▶ Description of the task: Convert the lines of the first item, from the one containing "like-count: 6.7M [702, 185, 725, 197]" through the one containing "chevron-down-icon [788, 566, 795, 571]", into a JSON list of strings with one string per line and no blank lines.

[Extracted data start]

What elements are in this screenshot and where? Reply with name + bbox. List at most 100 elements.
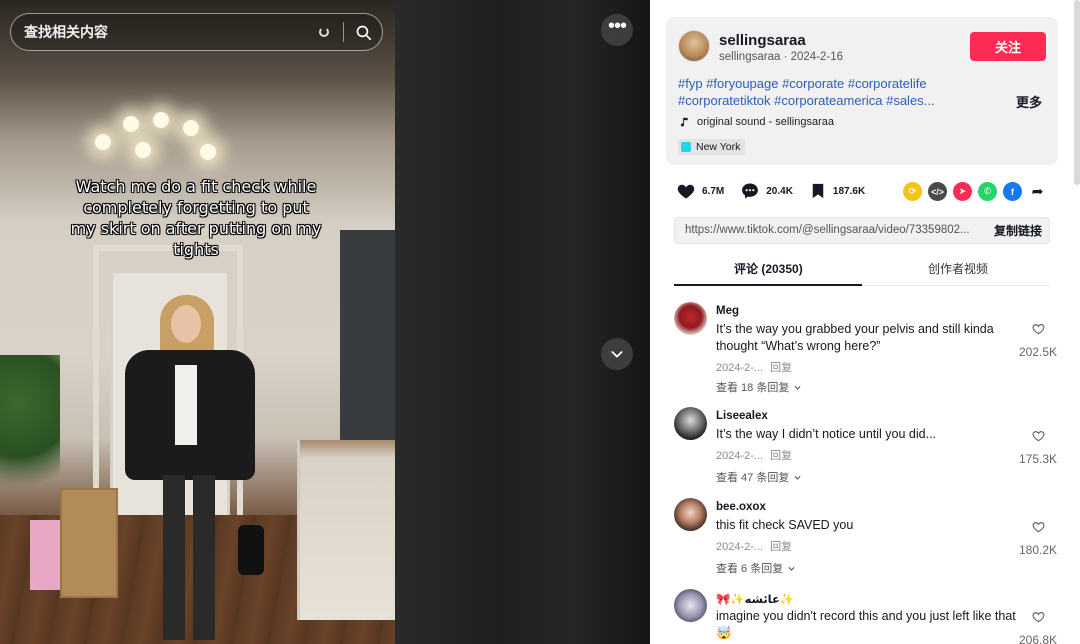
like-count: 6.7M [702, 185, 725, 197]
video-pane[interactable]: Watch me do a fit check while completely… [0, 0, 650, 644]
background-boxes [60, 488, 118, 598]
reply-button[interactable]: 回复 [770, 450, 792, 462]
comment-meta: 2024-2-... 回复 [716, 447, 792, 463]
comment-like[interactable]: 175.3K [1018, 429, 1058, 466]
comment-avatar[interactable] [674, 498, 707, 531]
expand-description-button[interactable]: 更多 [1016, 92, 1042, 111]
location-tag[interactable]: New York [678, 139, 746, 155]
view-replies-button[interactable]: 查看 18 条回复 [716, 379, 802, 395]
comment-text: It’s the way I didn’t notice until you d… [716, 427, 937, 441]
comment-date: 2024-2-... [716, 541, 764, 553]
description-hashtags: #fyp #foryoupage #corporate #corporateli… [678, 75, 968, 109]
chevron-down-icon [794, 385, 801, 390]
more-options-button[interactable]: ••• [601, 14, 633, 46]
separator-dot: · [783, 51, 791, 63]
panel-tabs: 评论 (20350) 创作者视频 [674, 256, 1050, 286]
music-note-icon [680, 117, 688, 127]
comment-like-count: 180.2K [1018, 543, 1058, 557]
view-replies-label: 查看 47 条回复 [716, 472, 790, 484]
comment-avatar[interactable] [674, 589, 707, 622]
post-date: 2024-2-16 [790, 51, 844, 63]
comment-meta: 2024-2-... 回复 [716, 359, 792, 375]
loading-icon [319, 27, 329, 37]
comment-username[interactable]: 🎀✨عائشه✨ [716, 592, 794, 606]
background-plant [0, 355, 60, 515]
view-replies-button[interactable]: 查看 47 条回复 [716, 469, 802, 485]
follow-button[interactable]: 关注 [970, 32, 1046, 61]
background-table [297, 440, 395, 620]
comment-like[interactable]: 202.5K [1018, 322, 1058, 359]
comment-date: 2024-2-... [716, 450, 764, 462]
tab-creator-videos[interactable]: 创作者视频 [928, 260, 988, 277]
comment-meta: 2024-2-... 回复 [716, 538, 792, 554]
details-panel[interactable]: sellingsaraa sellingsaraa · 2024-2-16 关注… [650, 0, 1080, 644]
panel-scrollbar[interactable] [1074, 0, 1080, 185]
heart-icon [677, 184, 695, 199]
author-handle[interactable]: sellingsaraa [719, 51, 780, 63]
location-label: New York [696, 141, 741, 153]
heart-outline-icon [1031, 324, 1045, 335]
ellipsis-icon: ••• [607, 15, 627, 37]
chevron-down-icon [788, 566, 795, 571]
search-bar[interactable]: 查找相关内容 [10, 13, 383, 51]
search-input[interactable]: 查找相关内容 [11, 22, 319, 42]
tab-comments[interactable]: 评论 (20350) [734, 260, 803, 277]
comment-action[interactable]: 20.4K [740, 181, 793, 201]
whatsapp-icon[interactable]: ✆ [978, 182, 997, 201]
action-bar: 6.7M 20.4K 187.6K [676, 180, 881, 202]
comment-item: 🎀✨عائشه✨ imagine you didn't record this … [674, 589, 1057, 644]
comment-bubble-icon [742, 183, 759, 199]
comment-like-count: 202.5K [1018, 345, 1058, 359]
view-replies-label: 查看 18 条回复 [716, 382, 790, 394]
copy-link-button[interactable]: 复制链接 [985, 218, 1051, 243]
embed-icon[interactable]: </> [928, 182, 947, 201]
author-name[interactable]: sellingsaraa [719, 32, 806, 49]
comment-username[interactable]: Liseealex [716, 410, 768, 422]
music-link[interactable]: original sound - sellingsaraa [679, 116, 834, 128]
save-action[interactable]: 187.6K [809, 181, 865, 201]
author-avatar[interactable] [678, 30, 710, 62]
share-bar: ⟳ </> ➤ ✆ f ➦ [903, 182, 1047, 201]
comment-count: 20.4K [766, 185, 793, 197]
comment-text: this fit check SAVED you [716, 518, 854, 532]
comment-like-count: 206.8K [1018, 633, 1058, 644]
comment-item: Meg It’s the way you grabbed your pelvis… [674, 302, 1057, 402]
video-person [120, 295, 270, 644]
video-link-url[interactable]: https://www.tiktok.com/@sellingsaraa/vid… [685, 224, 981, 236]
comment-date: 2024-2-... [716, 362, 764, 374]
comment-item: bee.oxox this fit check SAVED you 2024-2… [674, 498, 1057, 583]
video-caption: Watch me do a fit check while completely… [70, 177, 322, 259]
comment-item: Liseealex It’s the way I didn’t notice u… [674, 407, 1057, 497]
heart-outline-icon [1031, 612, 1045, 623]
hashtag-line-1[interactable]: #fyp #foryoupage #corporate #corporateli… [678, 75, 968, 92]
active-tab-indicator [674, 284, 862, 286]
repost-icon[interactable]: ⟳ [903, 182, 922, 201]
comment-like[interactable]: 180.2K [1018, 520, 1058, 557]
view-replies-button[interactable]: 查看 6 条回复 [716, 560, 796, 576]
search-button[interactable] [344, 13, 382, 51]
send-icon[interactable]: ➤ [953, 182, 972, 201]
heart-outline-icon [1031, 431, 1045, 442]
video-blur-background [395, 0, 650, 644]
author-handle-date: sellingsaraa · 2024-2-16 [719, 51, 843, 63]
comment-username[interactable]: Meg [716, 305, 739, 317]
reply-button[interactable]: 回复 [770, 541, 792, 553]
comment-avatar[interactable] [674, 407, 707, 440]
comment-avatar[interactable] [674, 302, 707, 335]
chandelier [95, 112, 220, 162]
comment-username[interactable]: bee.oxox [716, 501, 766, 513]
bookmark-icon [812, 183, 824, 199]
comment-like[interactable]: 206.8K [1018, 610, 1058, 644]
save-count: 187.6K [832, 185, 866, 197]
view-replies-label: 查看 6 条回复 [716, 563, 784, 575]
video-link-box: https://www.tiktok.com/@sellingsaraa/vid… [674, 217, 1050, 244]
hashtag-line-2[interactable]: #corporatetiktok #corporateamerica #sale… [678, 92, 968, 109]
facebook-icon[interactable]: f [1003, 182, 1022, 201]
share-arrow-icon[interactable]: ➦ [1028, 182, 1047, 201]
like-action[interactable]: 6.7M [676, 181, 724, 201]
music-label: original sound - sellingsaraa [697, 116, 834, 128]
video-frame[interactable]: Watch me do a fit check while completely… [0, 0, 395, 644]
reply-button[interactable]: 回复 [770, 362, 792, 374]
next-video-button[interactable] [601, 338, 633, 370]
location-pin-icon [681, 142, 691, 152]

[Extracted data end]
[Extracted data start]

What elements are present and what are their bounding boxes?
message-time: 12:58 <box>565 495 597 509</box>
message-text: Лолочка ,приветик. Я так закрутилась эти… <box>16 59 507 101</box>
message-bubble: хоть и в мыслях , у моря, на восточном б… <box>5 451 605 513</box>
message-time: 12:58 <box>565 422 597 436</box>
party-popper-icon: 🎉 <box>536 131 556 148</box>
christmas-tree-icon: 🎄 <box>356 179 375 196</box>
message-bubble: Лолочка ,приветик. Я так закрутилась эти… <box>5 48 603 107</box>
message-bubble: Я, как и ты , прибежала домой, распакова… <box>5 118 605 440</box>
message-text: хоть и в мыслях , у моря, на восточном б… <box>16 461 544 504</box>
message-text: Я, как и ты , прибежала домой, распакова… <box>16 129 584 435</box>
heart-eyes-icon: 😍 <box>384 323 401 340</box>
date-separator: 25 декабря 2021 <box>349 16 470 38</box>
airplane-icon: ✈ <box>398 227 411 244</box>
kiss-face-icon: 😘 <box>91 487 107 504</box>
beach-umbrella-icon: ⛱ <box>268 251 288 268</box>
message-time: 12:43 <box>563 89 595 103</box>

[Extracted data end]
[Extracted data start]

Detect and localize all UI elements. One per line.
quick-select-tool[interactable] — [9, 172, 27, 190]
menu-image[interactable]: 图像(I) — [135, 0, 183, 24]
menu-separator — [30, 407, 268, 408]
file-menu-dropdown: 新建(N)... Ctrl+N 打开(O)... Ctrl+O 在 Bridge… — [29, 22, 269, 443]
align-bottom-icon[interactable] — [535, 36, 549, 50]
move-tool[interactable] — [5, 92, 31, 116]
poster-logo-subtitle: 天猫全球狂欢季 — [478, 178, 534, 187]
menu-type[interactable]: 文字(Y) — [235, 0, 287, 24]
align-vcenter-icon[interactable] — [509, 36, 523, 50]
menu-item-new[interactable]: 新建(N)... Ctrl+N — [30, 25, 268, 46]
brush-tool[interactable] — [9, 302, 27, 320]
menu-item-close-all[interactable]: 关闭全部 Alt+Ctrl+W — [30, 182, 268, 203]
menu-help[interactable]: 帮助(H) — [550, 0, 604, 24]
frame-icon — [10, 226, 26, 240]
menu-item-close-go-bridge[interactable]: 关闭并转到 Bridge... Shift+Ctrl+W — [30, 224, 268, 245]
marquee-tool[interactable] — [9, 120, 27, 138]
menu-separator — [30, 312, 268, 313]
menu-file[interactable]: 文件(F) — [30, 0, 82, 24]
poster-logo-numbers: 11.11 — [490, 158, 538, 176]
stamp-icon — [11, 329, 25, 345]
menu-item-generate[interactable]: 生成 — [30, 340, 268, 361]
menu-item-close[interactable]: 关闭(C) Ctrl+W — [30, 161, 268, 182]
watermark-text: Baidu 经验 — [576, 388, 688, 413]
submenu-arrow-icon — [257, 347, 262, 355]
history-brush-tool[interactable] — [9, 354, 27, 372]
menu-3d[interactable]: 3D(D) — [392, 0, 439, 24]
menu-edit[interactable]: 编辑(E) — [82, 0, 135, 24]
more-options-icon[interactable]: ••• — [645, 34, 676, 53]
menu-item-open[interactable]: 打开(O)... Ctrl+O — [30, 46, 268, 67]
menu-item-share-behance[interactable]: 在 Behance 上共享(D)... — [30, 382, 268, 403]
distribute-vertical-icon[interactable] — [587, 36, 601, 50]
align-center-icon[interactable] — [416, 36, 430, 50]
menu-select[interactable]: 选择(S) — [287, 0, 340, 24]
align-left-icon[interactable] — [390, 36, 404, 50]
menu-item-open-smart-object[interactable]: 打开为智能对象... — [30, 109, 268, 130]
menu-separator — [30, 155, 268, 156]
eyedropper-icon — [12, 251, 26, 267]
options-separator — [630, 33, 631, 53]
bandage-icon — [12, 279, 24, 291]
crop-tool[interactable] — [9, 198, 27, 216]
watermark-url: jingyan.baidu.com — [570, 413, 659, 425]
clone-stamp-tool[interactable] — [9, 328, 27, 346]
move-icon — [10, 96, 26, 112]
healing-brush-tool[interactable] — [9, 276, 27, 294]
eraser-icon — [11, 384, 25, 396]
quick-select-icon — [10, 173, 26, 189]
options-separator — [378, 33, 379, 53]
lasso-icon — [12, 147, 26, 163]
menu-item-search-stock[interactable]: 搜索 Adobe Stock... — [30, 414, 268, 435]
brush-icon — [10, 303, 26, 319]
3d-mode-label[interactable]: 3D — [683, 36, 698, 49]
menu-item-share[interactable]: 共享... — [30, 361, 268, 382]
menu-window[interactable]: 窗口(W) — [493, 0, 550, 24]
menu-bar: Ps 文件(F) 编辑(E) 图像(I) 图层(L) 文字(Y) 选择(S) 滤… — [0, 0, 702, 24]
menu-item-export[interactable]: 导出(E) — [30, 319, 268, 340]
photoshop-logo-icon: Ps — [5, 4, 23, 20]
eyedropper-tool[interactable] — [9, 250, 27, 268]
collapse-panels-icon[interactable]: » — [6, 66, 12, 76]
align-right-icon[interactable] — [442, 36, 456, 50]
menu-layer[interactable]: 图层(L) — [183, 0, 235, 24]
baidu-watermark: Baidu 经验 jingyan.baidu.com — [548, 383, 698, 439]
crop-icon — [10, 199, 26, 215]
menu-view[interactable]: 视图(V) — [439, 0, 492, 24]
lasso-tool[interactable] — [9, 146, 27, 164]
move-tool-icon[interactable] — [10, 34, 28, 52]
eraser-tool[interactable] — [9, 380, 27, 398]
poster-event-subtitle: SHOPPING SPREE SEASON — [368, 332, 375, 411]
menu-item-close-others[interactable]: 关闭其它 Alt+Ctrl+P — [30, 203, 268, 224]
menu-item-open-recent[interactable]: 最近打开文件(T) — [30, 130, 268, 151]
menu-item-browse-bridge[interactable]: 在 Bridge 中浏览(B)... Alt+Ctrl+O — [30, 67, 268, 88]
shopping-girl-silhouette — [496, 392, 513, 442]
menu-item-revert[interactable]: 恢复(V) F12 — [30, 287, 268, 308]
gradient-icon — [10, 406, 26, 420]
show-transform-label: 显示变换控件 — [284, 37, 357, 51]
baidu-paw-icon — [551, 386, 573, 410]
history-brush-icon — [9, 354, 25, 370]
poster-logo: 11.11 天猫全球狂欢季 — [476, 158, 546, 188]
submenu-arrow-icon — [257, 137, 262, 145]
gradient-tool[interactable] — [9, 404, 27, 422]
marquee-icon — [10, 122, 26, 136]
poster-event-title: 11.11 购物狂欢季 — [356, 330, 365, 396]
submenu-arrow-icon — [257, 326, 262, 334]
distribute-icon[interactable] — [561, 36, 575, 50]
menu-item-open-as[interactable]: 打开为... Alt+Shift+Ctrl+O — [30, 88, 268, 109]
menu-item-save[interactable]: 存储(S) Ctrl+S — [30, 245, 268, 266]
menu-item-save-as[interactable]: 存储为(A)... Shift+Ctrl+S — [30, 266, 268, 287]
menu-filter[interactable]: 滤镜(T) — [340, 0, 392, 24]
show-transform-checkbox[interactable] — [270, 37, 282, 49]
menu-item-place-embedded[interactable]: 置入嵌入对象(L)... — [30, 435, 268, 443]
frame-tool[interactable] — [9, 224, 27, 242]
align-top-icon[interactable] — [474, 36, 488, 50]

[Extracted data end]

▶ Output for this exercise:
[
  "like-count: 6.7M [702, 185, 725, 197]",
  "video-pane[interactable]: Watch me do a fit check while completely… [0, 0, 650, 644]",
  "background-boxes [60, 488, 118, 598]",
  "reply-button[interactable]: 回复 [770, 450, 792, 462]",
  "comment-meta: 2024-2-... 回复 [716, 447, 792, 463]",
  "comment-like[interactable]: 175.3K [1018, 429, 1058, 466]",
  "comment-avatar[interactable] [674, 498, 707, 531]",
  "expand-description-button[interactable]: 更多 [1016, 92, 1042, 111]",
  "location-tag[interactable]: New York [678, 139, 746, 155]",
  "view-replies-button[interactable]: 查看 18 条回复 [716, 379, 802, 395]",
  "comment-text: It’s the way I didn’t notice until you d… [716, 427, 937, 441]",
  "comment-date: 2024-2-... [716, 541, 764, 553]",
  "description-hashtags: #fyp #foryoupage #corporate #corporateli… [678, 75, 968, 109]",
  "chevron-down-icon [794, 385, 801, 390]",
  "more-options-button[interactable]: ••• [601, 14, 633, 46]",
  "separator-dot: · [783, 51, 791, 63]",
  "panel-tabs: 评论 (20350) 创作者视频 [674, 256, 1050, 286]",
  "music-note-icon [680, 117, 688, 127]",
  "comment-like-count: 180.2K [1018, 543, 1058, 557]",
  "view-replies-label: 查看 47 条回复 [716, 472, 790, 484]",
  "comment-avatar[interactable] [674, 589, 707, 622]",
  "post-date: 2024-2-16 [790, 51, 844, 63]",
  "comment-meta: 2024-2-... 回复 [716, 359, 792, 375]",
  "loading-icon [319, 27, 329, 37]",
  "comment-username[interactable]: 🎀✨عائشه✨ [716, 592, 794, 606]",
  "background-plant [0, 355, 60, 515]",
  "view-replies-button[interactable]: 查看 47 条回复 [716, 469, 802, 485]",
  "follow-button[interactable]: 关注 [970, 32, 1046, 61]",
  "background-table [297, 440, 395, 620]",
  "comment-like[interactable]: 202.5K [1018, 322, 1058, 359]",
  "comment-date: 2024-2-... [716, 450, 764, 462]",
  "tab-creator-videos[interactable]: 创作者视频 [928, 260, 988, 277]",
  "comment-meta: 2024-2-... 回复 [716, 538, 792, 554]",
  "details-panel[interactable]: sellingsaraa sellingsaraa · 2024-2-16 关注… [650, 0, 1080, 644]",
  "panel-scrollbar[interactable] [1074, 0, 1080, 185]",
  "heart-icon [677, 184, 695, 199]",
  "author-handle[interactable]: sellingsaraa [719, 51, 780, 63]",
  "location-label: New York [696, 141, 741, 153]",
  "heart-outline-icon [1031, 324, 1045, 335]",
  "ellipsis-icon: ••• [607, 15, 627, 37]",
  "chevron-down-icon [788, 566, 795, 571]"
]